▶ _Task_: Identify every line containing the word "Instituts" and reproduce each one.

==============================

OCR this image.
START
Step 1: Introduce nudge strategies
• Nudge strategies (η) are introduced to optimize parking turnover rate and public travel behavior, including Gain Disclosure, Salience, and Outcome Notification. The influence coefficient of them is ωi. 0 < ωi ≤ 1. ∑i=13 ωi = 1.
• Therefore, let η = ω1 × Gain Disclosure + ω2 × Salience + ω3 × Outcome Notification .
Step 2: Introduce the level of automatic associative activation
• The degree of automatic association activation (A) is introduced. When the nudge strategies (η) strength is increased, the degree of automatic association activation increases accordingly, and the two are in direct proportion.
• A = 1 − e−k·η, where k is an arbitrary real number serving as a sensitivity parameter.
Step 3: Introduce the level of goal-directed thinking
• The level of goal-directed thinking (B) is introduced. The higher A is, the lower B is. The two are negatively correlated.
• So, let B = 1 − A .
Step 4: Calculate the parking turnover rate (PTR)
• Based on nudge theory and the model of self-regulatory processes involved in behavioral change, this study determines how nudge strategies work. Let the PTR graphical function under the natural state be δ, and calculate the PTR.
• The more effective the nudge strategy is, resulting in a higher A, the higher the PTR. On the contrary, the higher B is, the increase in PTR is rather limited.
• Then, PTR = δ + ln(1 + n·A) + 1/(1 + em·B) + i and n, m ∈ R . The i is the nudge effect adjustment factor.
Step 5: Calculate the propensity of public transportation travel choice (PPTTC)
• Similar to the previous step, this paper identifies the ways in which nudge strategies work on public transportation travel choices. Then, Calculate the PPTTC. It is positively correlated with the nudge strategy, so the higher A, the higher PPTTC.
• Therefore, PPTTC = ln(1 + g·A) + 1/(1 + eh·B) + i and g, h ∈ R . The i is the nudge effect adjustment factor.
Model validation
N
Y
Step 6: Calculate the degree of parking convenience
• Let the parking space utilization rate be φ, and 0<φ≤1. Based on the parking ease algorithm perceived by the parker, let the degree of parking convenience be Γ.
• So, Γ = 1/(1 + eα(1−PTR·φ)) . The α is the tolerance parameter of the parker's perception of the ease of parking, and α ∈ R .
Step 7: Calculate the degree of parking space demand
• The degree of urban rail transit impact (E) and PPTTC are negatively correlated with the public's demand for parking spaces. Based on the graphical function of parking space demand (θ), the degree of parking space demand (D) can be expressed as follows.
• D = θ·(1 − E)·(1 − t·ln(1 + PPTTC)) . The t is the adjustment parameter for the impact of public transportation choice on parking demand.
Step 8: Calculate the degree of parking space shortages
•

==============================

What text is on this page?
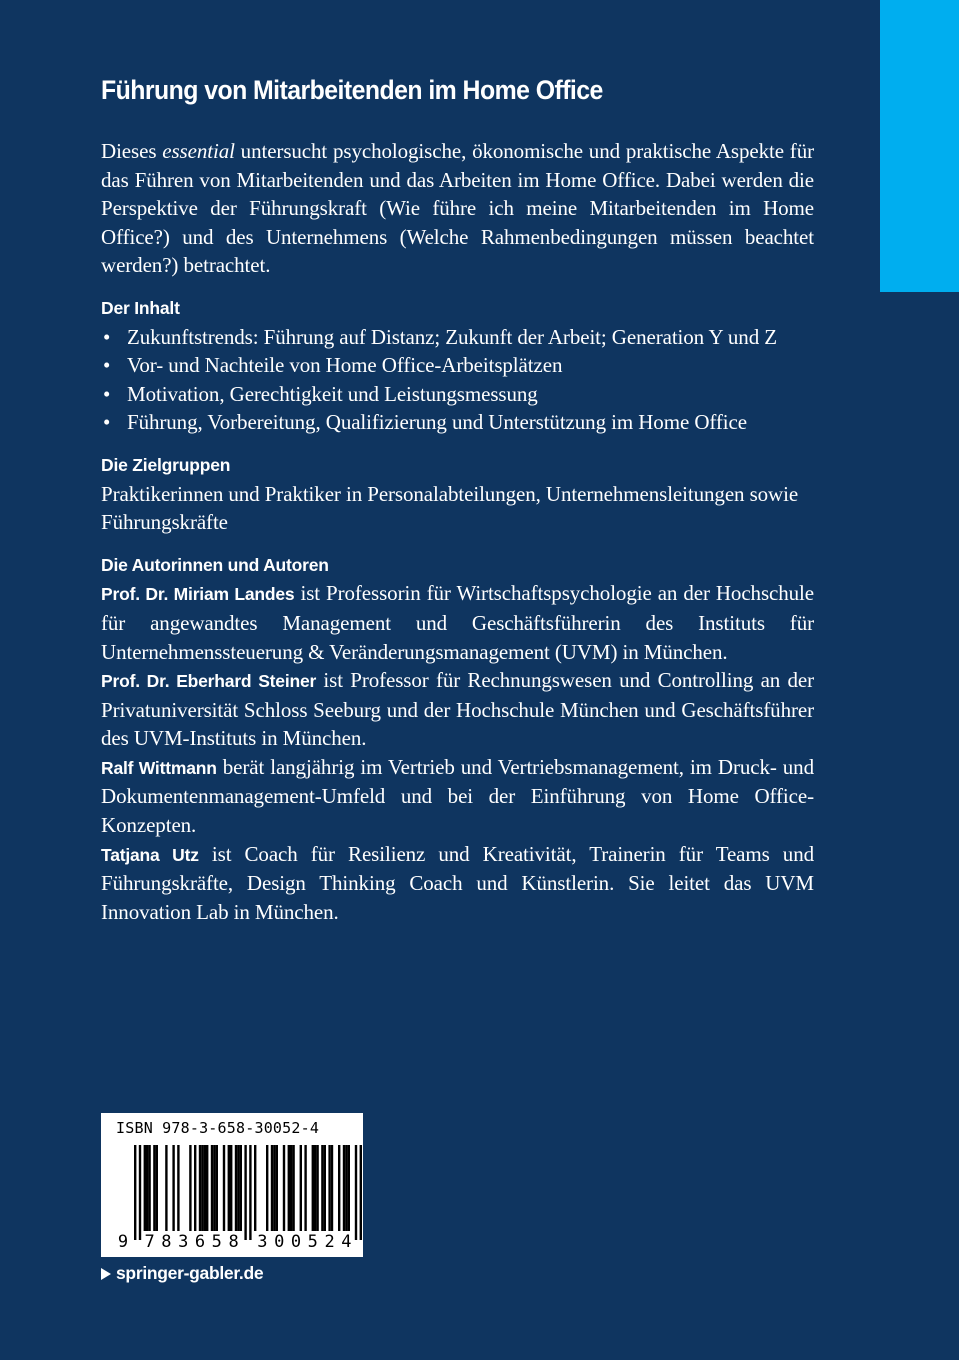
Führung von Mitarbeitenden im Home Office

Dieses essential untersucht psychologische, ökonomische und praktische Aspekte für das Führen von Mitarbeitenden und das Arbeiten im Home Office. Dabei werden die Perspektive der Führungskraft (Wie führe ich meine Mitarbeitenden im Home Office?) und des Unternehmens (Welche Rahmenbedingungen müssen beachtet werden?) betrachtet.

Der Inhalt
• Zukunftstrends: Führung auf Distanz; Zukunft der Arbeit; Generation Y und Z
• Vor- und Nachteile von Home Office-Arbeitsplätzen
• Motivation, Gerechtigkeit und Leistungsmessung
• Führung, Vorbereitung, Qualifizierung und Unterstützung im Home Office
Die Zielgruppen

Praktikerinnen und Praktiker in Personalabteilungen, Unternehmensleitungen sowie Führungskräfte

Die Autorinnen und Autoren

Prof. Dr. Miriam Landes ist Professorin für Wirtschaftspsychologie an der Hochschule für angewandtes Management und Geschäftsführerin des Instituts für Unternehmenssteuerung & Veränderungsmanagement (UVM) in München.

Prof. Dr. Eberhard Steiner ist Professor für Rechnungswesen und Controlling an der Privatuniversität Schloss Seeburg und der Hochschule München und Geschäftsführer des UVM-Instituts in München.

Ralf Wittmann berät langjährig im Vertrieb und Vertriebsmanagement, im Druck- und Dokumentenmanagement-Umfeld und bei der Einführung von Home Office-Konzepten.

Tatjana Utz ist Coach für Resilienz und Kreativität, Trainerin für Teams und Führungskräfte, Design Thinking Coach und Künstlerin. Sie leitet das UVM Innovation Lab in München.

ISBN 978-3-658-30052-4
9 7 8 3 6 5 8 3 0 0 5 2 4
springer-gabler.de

==============================

▶ _Written response_:
Prof. Dr. Miriam Landes ist Professorin für Wirtschaftspsychologie an der Hochschule für angewandtes Management und Geschäftsführerin des Instituts für Unternehmenssteuerung & Veränderungsmanagement (UVM) in München.
Prof. Dr. Eberhard Steiner ist Professor für Rechnungswesen und Controlling an der Privatuniversität Schloss Seeburg und der Hochschule München und Geschäftsführer des UVM-Instituts in München.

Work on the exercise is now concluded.